[Start INFORMATION GIVEN]

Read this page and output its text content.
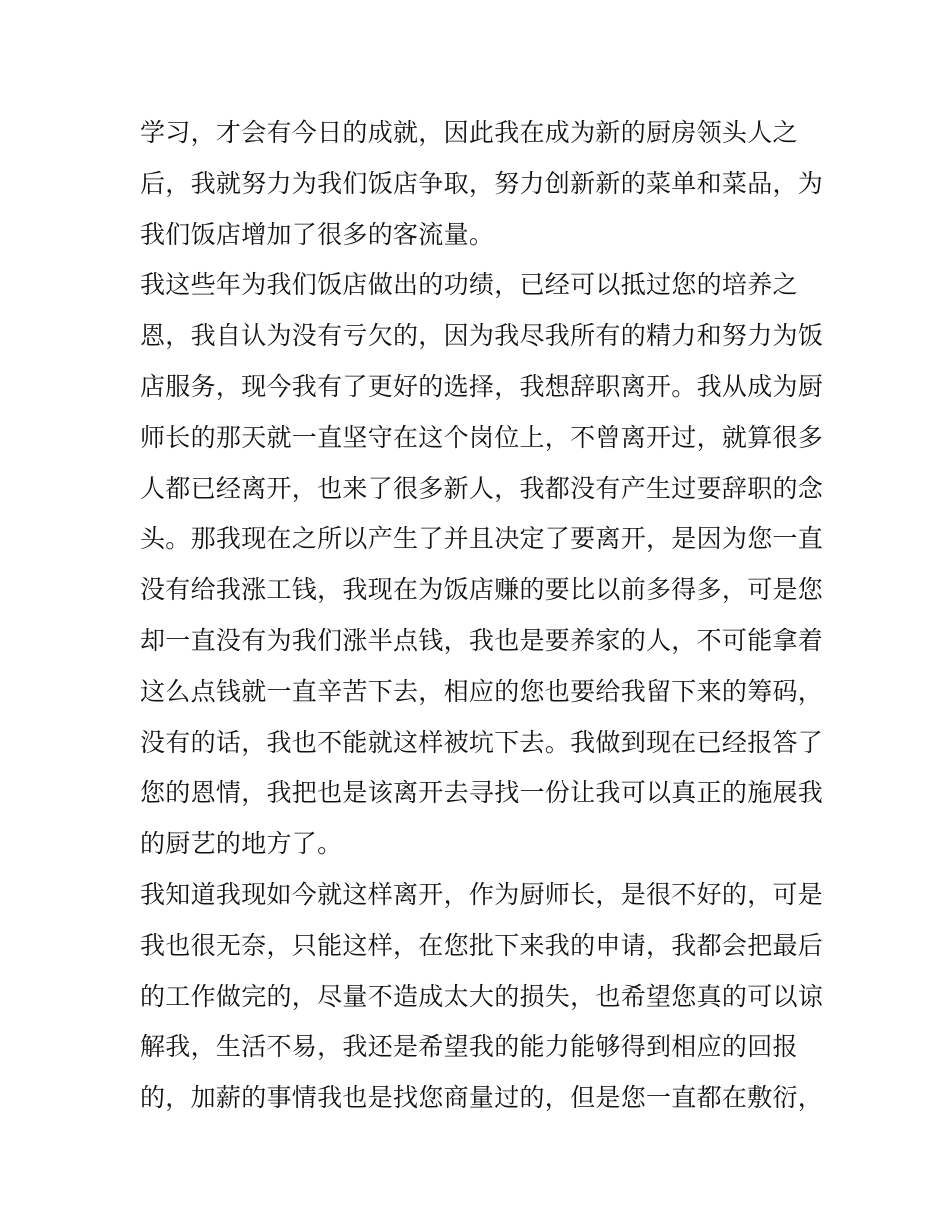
学习，才会有今日的成就，因此我在成为新的厨房领头人之
后，我就努力为我们饭店争取，努力创新新的菜单和菜品，为
我们饭店增加了很多的客流量。
我这些年为我们饭店做出的功绩，已经可以抵过您的培养之
恩，我自认为没有亏欠的，因为我尽我所有的精力和努力为饭
店服务，现今我有了更好的选择，我想辞职离开。我从成为厨
师长的那天就一直坚守在这个岗位上，不曾离开过，就算很多
人都已经离开，也来了很多新人，我都没有产生过要辞职的念
头。那我现在之所以产生了并且决定了要离开，是因为您一直
没有给我涨工钱，我现在为饭店赚的要比以前多得多，可是您
却一直没有为我们涨半点钱，我也是要养家的人，不可能拿着
这么点钱就一直辛苦下去，相应的您也要给我留下来的筹码，
没有的话，我也不能就这样被坑下去。我做到现在已经报答了
您的恩情，我把也是该离开去寻找一份让我可以真正的施展我
的厨艺的地方了。
我知道我现如今就这样离开，作为厨师长，是很不好的，可是
我也很无奈，只能这样，在您批下来我的申请，我都会把最后
的工作做完的，尽量不造成太大的损失，也希望您真的可以谅
解我，生活不易，我还是希望我的能力能够得到相应的回报
的，加薪的事情我也是找您商量过的，但是您一直都在敷衍，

[End INFORMATION GIVEN]

◆ **WHAT TO WORK ON**:
Output all of the data exactly as it stands, minus any images.

◆ **FINAL ANSWER**:
Read this page and output its text content.
学习，才会有今日的成就，因此我在成为新的厨房领头人之
后，我就努力为我们饭店争取，努力创新新的菜单和菜品，为
我们饭店增加了很多的客流量。
我这些年为我们饭店做出的功绩，已经可以抵过您的培养之
恩，我自认为没有亏欠的，因为我尽我所有的精力和努力为饭
店服务，现今我有了更好的选择，我想辞职离开。我从成为厨
师长的那天就一直坚守在这个岗位上，不曾离开过，就算很多
人都已经离开，也来了很多新人，我都没有产生过要辞职的念
头。那我现在之所以产生了并且决定了要离开，是因为您一直
没有给我涨工钱，我现在为饭店赚的要比以前多得多，可是您
却一直没有为我们涨半点钱，我也是要养家的人，不可能拿着
这么点钱就一直辛苦下去，相应的您也要给我留下来的筹码，
没有的话，我也不能就这样被坑下去。我做到现在已经报答了
您的恩情，我把也是该离开去寻找一份让我可以真正的施展我
的厨艺的地方了。
我知道我现如今就这样离开，作为厨师长，是很不好的，可是
我也很无奈，只能这样，在您批下来我的申请，我都会把最后
的工作做完的，尽量不造成太大的损失，也希望您真的可以谅
解我，生活不易，我还是希望我的能力能够得到相应的回报
的，加薪的事情我也是找您商量过的，但是您一直都在敷衍，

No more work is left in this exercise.